>> START MATERIAL
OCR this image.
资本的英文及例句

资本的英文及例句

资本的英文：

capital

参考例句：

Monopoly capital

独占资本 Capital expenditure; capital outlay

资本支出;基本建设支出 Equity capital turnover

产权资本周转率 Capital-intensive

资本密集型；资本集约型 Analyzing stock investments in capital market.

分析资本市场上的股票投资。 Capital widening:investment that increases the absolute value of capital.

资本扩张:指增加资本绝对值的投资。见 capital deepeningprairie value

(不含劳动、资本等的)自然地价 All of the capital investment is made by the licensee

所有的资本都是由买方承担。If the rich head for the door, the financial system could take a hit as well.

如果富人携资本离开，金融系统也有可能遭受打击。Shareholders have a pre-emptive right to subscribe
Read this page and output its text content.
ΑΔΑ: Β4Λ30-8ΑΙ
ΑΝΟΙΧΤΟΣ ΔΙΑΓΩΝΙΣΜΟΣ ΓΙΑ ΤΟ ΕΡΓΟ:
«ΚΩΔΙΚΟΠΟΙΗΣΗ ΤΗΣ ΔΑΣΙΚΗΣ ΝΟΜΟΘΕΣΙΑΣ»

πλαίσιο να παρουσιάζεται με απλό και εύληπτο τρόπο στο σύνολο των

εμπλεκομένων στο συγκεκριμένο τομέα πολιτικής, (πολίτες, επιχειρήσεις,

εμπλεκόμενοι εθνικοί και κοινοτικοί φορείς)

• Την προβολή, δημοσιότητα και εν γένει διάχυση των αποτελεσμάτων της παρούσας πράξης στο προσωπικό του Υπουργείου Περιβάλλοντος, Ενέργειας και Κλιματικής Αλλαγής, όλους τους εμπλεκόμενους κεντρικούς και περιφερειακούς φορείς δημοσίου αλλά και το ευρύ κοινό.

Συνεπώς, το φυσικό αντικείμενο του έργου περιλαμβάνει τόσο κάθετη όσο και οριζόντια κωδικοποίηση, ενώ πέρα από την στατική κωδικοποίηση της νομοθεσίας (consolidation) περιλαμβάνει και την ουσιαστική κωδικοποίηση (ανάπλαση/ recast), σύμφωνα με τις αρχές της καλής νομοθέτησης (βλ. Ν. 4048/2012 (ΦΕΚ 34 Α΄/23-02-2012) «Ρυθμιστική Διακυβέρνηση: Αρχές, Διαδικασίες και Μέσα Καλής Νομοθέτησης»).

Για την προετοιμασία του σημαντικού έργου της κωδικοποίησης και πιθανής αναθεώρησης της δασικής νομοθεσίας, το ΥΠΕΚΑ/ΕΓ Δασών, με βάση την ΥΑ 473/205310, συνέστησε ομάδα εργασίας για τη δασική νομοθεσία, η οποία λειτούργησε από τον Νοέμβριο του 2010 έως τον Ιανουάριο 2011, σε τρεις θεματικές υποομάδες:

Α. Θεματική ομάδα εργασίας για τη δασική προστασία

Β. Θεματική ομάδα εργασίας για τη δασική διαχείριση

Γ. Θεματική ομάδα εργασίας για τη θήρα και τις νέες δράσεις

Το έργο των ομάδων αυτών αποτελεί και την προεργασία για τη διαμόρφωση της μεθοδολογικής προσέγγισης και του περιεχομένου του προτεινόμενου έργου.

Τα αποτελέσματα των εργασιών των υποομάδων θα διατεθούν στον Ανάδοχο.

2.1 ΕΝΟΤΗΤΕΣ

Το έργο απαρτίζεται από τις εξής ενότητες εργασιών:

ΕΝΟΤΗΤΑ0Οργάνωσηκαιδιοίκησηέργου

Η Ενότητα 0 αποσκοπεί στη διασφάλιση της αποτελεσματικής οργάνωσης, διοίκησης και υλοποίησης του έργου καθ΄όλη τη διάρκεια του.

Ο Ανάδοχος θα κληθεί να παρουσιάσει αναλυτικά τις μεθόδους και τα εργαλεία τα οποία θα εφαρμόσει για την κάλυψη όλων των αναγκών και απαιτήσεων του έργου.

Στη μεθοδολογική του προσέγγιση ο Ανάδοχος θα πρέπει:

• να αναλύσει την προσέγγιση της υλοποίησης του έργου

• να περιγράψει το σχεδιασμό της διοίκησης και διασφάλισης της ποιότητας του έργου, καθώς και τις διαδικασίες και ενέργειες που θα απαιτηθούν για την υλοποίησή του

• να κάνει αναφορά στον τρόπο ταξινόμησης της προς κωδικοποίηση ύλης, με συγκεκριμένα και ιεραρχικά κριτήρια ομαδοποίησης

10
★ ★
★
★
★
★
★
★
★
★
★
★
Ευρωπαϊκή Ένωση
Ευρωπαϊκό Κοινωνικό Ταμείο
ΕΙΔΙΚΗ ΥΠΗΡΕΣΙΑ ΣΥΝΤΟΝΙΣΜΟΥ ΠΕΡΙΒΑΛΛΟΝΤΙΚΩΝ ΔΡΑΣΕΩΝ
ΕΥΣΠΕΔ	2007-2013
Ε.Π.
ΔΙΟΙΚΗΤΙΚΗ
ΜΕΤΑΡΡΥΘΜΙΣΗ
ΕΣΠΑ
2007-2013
>> END MATERIAL
▸ SHORT EXERCISE: Search the records above for the string "στον". Copy every line that contains it.

▸ CORRECT ANSWER:
Τα αποτελέσματα των εργασιών των υποομάδων θα διατεθούν στον Ανάδοχο.
• να κάνει αναφορά στον τρόπο ταξινόμησης της προς κωδικοποίηση ύλης, με συγκεκριμένα και ιεραρχικά κριτήρια ομαδοποίησης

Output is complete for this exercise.